> **Some records**

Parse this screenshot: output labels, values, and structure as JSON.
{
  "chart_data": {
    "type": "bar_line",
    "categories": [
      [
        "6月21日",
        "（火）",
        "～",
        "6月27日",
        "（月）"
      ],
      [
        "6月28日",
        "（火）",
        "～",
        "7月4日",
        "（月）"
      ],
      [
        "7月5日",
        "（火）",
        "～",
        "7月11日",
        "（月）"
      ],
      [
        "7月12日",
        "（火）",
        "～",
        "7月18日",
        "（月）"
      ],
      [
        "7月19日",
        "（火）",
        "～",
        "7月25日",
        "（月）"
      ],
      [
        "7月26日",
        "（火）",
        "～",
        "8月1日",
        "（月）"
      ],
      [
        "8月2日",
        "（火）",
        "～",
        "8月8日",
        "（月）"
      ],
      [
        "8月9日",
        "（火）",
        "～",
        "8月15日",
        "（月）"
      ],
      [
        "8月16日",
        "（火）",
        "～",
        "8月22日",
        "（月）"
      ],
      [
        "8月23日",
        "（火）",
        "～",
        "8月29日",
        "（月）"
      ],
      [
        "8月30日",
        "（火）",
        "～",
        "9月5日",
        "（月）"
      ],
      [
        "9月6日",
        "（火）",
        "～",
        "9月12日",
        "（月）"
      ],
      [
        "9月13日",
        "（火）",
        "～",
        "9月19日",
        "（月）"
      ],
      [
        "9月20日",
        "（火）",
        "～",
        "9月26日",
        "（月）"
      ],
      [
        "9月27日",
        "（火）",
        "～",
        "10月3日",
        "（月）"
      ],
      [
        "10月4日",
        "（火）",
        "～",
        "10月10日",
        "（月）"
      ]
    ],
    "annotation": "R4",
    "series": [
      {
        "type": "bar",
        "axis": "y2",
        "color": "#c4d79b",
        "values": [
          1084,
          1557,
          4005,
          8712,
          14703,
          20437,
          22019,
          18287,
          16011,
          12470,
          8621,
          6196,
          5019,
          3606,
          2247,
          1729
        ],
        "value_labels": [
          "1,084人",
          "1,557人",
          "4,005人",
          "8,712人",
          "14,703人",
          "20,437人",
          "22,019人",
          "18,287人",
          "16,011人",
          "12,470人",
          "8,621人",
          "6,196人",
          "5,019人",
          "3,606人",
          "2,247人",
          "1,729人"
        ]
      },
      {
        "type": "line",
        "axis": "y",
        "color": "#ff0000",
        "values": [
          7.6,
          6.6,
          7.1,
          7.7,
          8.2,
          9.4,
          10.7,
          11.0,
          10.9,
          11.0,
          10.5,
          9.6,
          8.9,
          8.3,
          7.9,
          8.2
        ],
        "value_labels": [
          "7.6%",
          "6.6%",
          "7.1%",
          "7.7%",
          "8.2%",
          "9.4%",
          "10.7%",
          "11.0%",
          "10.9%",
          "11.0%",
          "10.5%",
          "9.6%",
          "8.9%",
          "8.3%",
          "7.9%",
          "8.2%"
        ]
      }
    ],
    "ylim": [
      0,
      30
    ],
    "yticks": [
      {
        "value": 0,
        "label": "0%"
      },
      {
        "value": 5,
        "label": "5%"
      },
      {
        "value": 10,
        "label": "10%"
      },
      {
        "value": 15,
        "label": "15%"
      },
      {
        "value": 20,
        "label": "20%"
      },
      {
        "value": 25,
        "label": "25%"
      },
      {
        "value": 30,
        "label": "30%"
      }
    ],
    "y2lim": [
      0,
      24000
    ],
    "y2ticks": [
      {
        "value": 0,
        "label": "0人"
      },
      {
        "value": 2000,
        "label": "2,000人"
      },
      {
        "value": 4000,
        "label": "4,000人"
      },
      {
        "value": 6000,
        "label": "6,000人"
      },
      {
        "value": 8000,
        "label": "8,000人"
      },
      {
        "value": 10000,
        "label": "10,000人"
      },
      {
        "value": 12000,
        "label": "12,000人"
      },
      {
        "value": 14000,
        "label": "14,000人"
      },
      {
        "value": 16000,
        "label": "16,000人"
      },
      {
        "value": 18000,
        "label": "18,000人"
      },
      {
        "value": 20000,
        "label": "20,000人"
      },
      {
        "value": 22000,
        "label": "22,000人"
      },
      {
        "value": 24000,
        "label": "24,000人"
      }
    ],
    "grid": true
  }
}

> **Exercise details**
Recopy the entries above exactly, with every line included.

> **Final answer**
Parse this screenshot: output labels, values, and structure as JSON.
{
  "chart_data": {
    "type": "bar_line",
    "categories": [
      [
        "6月21日",
        "（火）",
        "～",
        "6月27日",
        "（月）"
      ],
      [
        "6月28日",
        "（火）",
        "～",
        "7月4日",
        "（月）"
      ],
      [
        "7月5日",
        "（火）",
        "～",
        "7月11日",
        "（月）"
      ],
      [
        "7月12日",
        "（火）",
        "～",
        "7月18日",
        "（月）"
      ],
      [
        "7月19日",
        "（火）",
        "～",
        "7月25日",
        "（月）"
      ],
      [
        "7月26日",
        "（火）",
        "～",
        "8月1日",
        "（月）"
      ],
      [
        "8月2日",
        "（火）",
        "～",
        "8月8日",
        "（月）"
      ],
      [
        "8月9日",
        "（火）",
        "～",
        "8月15日",
        "（月）"
      ],
      [
        "8月16日",
        "（火）",
        "～",
        "8月22日",
        "（月）"
      ],
      [
        "8月23日",
        "（火）",
        "～",
        "8月29日",
        "（月）"
      ],
      [
        "8月30日",
        "（火）",
        "～",
        "9月5日",
        "（月）"
      ],
      [
        "9月6日",
        "（火）",
        "～",
        "9月12日",
        "（月）"
      ],
      [
        "9月13日",
        "（火）",
        "～",
        "9月19日",
        "（月）"
      ],
      [
        "9月20日",
        "（火）",
        "～",
        "9月26日",
        "（月）"
      ],
      [
        "9月27日",
        "（火）",
        "～",
        "10月3日",
        "（月）"
      ],
      [
        "10月4日",
        "（火）",
        "～",
        "10月10日",
        "（月）"
      ]
    ],
    "annotation": "R4",
    "series": [
      {
        "type": "bar",
        "axis": "y2",
        "color": "#c4d79b",
        "values": [
          1084,
          1557,
          4005,
          8712,
          14703,
          20437,
          22019,
          18287,
          16011,
          12470,
          8621,
          6196,
          5019,
          3606,
          2247,
          1729
        ],
        "value_labels": [
          "1,084人",
          "1,557人",
          "4,005人",
          "8,712人",
          "14,703人",
          "20,437人",
          "22,019人",
          "18,287人",
          "16,011人",
          "12,470人",
          "8,621人",
          "6,196人",
          "5,019人",
          "3,606人",
          "2,247人",
          "1,729人"
        ]
      },
      {
        "type": "line",
        "axis": "y",
        "color": "#ff0000",
        "values": [
          7.6,
          6.6,
          7.1,
          7.7,
          8.2,
          9.4,
          10.7,
          11.0,
          10.9,
          11.0,
          10.5,
          9.6,
          8.9,
          8.3,
          7.9,
          8.2
        ],
        "value_labels": [
          "7.6%",
          "6.6%",
          "7.1%",
          "7.7%",
          "8.2%",
          "9.4%",
          "10.7%",
          "11.0%",
          "10.9%",
          "11.0%",
          "10.5%",
          "9.6%",
          "8.9%",
          "8.3%",
          "7.9%",
          "8.2%"
        ]
      }
    ],
    "ylim": [
      0,
      30
    ],
    "yticks": [
      {
        "value": 0,
        "label": "0%"
      },
      {
        "value": 5,
        "label": "5%"
      },
      {
        "value": 10,
        "label": "10%"
      },
      {
        "value": 15,
        "label": "15%"
      },
      {
        "value": 20,
        "label": "20%"
      },
      {
        "value": 25,
        "label": "25%"
      },
      {
        "value": 30,
        "label": "30%"
      }
    ],
    "y2lim": [
      0,
      24000
    ],
    "y2ticks": [
      {
        "value": 0,
        "label": "0人"
      },
      {
        "value": 2000,
        "label": "2,000人"
      },
      {
        "value": 4000,
        "label": "4,000人"
      },
      {
        "value": 6000,
        "label": "6,000人"
      },
      {
        "value": 8000,
        "label": "8,000人"
      },
      {
        "value": 10000,
        "label": "10,000人"
      },
      {
        "value": 12000,
        "label": "12,000人"
      },
      {
        "value": 14000,
        "label": "14,000人"
      },
      {
        "value": 16000,
        "label": "16,000人"
      },
      {
        "value": 18000,
        "label": "18,000人"
      },
      {
        "value": 20000,
        "label": "20,000人"
      },
      {
        "value": 22000,
        "label": "22,000人"
      },
      {
        "value": 24000,
        "label": "24,000人"
      }
    ],
    "grid": true
  }
}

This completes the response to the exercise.